## WHAT YOU NEED TO DO
Within these entries, which lines include the string "försöken"? Copy each one.

======== RAW DATA ========

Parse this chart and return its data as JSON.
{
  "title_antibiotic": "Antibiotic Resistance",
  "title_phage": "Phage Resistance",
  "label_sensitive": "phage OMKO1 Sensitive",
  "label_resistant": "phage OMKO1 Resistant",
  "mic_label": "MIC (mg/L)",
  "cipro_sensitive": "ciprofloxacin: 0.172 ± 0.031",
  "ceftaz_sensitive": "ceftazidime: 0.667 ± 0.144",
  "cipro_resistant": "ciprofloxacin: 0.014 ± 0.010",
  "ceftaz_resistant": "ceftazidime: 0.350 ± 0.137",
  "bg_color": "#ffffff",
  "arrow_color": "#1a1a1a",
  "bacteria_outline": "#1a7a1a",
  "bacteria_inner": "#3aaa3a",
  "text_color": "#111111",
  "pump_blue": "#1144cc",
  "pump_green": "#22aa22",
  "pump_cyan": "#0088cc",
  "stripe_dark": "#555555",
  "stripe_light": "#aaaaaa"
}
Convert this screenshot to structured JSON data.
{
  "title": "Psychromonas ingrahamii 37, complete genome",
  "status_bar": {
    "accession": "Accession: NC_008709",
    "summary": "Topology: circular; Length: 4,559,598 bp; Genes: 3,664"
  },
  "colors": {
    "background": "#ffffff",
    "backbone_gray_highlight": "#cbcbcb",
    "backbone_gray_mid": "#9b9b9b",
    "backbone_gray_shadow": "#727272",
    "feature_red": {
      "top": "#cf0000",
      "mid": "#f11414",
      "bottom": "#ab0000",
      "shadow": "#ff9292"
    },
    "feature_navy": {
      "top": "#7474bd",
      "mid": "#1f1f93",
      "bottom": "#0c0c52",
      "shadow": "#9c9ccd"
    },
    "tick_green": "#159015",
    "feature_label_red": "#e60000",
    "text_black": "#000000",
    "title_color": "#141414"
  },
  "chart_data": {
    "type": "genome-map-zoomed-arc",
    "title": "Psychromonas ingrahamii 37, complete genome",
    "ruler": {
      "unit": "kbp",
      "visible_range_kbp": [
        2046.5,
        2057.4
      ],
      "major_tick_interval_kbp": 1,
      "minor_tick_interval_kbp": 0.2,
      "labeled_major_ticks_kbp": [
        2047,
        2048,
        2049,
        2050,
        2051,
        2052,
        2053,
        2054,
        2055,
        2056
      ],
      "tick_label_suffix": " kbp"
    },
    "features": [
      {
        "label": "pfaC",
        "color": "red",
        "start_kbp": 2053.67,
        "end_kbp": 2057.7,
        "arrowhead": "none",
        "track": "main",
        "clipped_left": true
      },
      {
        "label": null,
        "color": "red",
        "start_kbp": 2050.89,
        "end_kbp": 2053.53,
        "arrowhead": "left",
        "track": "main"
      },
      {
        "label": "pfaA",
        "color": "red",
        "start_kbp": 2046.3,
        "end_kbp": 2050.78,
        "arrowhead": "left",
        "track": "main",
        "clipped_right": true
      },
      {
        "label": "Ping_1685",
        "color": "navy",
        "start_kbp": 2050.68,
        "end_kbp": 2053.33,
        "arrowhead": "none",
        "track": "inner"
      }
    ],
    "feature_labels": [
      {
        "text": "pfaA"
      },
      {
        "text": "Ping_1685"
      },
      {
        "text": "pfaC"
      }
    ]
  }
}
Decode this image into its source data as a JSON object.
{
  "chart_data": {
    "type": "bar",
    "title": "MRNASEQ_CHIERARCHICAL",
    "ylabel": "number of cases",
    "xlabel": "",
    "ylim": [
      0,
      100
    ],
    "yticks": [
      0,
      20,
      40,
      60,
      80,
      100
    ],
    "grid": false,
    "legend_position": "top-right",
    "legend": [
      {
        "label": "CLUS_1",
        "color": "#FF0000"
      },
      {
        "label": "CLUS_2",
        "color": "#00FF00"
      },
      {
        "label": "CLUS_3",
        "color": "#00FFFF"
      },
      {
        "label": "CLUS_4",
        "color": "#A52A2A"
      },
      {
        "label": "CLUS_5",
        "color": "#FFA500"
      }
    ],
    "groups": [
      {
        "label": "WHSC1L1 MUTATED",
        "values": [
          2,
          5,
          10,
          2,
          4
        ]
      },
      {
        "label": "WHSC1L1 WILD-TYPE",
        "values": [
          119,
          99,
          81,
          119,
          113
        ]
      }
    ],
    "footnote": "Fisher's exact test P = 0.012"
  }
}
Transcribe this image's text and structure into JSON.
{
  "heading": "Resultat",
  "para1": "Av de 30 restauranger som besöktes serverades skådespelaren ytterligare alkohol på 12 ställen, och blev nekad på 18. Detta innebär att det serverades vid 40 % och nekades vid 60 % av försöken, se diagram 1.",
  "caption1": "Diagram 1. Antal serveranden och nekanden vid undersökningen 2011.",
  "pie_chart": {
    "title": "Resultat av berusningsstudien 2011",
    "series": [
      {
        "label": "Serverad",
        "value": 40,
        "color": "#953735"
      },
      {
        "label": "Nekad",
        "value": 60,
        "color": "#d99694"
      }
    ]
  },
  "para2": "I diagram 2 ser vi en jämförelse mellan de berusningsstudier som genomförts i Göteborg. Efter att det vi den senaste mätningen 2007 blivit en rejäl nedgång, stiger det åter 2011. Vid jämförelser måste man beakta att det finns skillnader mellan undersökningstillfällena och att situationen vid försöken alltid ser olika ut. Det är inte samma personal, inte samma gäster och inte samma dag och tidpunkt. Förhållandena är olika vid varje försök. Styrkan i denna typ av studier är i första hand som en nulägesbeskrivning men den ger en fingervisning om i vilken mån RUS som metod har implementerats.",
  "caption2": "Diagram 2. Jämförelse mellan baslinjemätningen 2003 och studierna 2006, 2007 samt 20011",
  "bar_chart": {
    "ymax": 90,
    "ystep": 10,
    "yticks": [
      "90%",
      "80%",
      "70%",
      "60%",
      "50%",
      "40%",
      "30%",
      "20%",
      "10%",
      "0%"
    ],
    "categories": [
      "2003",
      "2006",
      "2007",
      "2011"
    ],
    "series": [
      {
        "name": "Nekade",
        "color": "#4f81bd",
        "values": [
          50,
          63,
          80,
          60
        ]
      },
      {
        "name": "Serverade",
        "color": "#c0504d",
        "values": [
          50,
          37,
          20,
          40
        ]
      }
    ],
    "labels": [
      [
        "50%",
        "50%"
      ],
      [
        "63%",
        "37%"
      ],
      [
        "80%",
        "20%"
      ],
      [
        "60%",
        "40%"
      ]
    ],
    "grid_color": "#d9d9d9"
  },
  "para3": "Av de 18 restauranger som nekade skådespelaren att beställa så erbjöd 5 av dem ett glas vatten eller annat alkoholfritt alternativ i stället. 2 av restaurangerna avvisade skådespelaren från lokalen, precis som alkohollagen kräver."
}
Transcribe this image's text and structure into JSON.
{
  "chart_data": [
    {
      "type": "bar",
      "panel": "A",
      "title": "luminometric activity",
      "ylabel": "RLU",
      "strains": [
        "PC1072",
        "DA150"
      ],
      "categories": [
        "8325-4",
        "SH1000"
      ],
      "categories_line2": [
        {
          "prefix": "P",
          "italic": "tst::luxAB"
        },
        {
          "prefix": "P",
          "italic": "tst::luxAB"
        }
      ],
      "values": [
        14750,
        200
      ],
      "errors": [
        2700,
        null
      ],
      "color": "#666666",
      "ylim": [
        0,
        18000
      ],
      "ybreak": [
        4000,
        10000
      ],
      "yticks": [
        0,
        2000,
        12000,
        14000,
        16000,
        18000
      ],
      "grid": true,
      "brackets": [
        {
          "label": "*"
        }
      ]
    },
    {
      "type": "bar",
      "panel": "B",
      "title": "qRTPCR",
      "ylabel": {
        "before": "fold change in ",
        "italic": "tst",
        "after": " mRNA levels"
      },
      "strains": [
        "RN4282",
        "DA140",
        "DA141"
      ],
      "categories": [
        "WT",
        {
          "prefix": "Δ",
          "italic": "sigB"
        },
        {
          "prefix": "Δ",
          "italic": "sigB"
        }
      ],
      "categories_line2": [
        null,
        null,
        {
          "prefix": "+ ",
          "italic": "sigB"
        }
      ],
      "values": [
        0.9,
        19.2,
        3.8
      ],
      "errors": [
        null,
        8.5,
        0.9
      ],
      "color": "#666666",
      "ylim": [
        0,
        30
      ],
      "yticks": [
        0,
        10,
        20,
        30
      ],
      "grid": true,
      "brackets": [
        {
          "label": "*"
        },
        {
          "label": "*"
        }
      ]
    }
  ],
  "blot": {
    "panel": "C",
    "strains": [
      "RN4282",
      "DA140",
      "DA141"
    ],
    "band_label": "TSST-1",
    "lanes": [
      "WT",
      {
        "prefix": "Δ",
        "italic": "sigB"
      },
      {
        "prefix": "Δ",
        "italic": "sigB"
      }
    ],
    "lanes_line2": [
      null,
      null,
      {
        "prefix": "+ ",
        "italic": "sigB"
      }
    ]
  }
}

========

## ANSWER BELOW
  "para1": "Av de 30 restauranger som besöktes serverades skådespelaren ytterligare alkohol på 12 ställen, och blev nekad på 18. Detta innebär att det serverades vid 40 % och nekades vid 60 % av försöken, se diagram 1.",
  "para2": "I diagram 2 ser vi en jämförelse mellan de berusningsstudier som genomförts i Göteborg. Efter att det vi den senaste mätningen 2007 blivit en rejäl nedgång, stiger det åter 2011. Vid jämförelser måste man beakta att det finns skillnader mellan undersökningstillfällena och att situationen vid försöken alltid ser olika ut. Det är inte samma personal, inte samma gäster och inte samma dag och tidpunkt. Förhållandena är olika vid varje försök. Styrkan i denna typ av studier är i första hand som en nulägesbeskrivning men den ger en fingervisning om i vilken mån RUS som metod har implementerats.",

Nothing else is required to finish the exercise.